> _Excerpt from a dataset_:
▶
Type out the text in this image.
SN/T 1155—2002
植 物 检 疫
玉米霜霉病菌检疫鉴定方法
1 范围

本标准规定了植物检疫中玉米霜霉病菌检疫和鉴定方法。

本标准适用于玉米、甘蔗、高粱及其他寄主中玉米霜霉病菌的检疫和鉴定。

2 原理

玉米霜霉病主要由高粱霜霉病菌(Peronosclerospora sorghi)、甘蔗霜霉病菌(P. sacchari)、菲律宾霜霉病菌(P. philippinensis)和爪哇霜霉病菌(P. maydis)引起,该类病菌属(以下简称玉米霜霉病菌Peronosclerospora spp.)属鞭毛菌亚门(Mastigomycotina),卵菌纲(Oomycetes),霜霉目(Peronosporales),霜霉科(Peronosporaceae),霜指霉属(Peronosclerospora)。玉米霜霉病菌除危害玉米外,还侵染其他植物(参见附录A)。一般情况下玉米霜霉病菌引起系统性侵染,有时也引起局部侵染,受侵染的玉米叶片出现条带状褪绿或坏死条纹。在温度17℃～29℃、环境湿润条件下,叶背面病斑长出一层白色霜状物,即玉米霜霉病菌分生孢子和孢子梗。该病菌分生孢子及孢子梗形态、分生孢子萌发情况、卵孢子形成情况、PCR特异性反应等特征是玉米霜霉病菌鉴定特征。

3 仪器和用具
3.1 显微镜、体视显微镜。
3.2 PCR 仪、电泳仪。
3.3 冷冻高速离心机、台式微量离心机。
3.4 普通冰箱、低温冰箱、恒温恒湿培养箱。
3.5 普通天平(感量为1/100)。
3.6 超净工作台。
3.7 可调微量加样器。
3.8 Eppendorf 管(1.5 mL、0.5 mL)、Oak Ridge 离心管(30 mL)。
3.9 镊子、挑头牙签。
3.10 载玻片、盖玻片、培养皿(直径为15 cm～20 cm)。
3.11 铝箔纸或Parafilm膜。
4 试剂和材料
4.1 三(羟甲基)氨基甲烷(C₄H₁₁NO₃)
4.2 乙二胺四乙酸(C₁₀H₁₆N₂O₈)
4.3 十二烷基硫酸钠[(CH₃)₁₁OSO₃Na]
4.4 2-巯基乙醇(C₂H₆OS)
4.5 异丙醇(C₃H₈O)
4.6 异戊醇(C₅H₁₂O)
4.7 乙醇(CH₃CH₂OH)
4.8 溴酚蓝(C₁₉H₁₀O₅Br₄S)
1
◀
> _STATED TASK_:
Write the data out again in full and exactly.

> _EXERCISE OUTPUT_:
Type out the text in this image.
SN/T 1155—2002
植 物 检 疫
玉米霜霉病菌检疫鉴定方法
1 范围

本标准规定了植物检疫中玉米霜霉病菌检疫和鉴定方法。

本标准适用于玉米、甘蔗、高粱及其他寄主中玉米霜霉病菌的检疫和鉴定。

2 原理

玉米霜霉病主要由高粱霜霉病菌(Peronosclerospora sorghi)、甘蔗霜霉病菌(P. sacchari)、菲律宾霜霉病菌(P. philippinensis)和爪哇霜霉病菌(P. maydis)引起,该类病菌属(以下简称玉米霜霉病菌Peronosclerospora spp.)属鞭毛菌亚门(Mastigomycotina),卵菌纲(Oomycetes),霜霉目(Peronosporales),霜霉科(Peronosporaceae),霜指霉属(Peronosclerospora)。玉米霜霉病菌除危害玉米外,还侵染其他植物(参见附录A)。一般情况下玉米霜霉病菌引起系统性侵染,有时也引起局部侵染,受侵染的玉米叶片出现条带状褪绿或坏死条纹。在温度17℃～29℃、环境湿润条件下,叶背面病斑长出一层白色霜状物,即玉米霜霉病菌分生孢子和孢子梗。该病菌分生孢子及孢子梗形态、分生孢子萌发情况、卵孢子形成情况、PCR特异性反应等特征是玉米霜霉病菌鉴定特征。

3 仪器和用具
3.1 显微镜、体视显微镜。
3.2 PCR 仪、电泳仪。
3.3 冷冻高速离心机、台式微量离心机。
3.4 普通冰箱、低温冰箱、恒温恒湿培养箱。
3.5 普通天平(感量为1/100)。
3.6 超净工作台。
3.7 可调微量加样器。
3.8 Eppendorf 管(1.5 mL、0.5 mL)、Oak Ridge 离心管(30 mL)。
3.9 镊子、挑头牙签。
3.10 载玻片、盖玻片、培养皿(直径为15 cm～20 cm)。
3.11 铝箔纸或Parafilm膜。
4 试剂和材料
4.1 三(羟甲基)氨基甲烷(C₄H₁₁NO₃)
4.2 乙二胺四乙酸(C₁₀H₁₆N₂O₈)
4.3 十二烷基硫酸钠[(CH₃)₁₁OSO₃Na]
4.4 2-巯基乙醇(C₂H₆OS)
4.5 异丙醇(C₃H₈O)
4.6 异戊醇(C₅H₁₂O)
4.7 乙醇(CH₃CH₂OH)
4.8 溴酚蓝(C₁₉H₁₀O₅Br₄S)
1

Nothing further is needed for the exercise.